_WHAT NEEDS TO BE DONE:_
Determine the number of lines in the data that include the word "Prompt", and write only that number.

Collected data entries:

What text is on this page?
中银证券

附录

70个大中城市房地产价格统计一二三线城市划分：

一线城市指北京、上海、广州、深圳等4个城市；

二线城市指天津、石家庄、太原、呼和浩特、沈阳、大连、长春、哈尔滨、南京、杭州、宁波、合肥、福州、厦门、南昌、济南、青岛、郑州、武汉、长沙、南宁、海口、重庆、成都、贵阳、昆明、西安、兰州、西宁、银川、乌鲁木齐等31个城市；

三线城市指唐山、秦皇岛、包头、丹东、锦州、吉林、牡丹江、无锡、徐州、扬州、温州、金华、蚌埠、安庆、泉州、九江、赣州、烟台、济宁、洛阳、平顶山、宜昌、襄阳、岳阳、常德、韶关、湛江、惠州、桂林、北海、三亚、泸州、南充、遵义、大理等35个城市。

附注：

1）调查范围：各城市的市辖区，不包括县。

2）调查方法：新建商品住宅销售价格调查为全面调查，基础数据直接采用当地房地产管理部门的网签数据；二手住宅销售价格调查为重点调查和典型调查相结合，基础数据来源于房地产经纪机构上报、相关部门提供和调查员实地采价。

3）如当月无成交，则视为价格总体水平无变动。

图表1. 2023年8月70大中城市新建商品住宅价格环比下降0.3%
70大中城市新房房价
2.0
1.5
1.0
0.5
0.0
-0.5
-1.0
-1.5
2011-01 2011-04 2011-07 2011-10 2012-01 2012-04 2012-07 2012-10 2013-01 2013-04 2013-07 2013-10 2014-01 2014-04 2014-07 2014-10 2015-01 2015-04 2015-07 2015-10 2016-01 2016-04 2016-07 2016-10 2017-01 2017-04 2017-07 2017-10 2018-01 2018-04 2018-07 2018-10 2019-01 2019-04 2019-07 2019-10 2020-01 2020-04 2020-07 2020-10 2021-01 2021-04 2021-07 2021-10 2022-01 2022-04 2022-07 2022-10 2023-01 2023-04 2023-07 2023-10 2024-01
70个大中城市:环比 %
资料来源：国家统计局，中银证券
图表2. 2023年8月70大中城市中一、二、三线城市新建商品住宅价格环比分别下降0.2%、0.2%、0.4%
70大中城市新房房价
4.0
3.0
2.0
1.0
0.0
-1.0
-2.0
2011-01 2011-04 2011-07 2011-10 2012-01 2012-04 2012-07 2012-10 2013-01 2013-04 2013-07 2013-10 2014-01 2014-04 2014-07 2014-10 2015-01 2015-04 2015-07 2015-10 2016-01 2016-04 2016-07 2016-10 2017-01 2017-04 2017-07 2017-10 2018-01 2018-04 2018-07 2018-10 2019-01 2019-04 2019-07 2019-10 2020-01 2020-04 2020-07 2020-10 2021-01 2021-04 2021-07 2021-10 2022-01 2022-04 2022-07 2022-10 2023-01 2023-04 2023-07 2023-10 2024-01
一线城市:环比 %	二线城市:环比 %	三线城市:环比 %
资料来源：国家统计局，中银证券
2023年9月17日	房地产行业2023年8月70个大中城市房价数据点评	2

...

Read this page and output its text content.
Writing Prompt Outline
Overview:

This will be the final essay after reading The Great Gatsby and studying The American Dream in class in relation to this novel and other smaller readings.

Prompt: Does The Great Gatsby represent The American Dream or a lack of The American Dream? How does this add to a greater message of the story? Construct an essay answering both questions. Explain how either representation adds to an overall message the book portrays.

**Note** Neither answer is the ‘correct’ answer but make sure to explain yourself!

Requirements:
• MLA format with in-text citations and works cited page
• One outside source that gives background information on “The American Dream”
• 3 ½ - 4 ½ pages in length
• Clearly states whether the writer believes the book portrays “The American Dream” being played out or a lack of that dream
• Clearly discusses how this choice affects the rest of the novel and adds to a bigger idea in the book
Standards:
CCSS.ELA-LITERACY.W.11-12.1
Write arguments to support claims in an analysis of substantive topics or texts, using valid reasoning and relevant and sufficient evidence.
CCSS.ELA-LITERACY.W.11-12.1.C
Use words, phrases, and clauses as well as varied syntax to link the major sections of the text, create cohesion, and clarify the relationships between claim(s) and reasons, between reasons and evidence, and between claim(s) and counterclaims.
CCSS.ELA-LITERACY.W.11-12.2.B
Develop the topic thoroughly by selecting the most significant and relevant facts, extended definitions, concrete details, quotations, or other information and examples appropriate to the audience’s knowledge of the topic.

_RESULT OF THE EXERCISE:_
2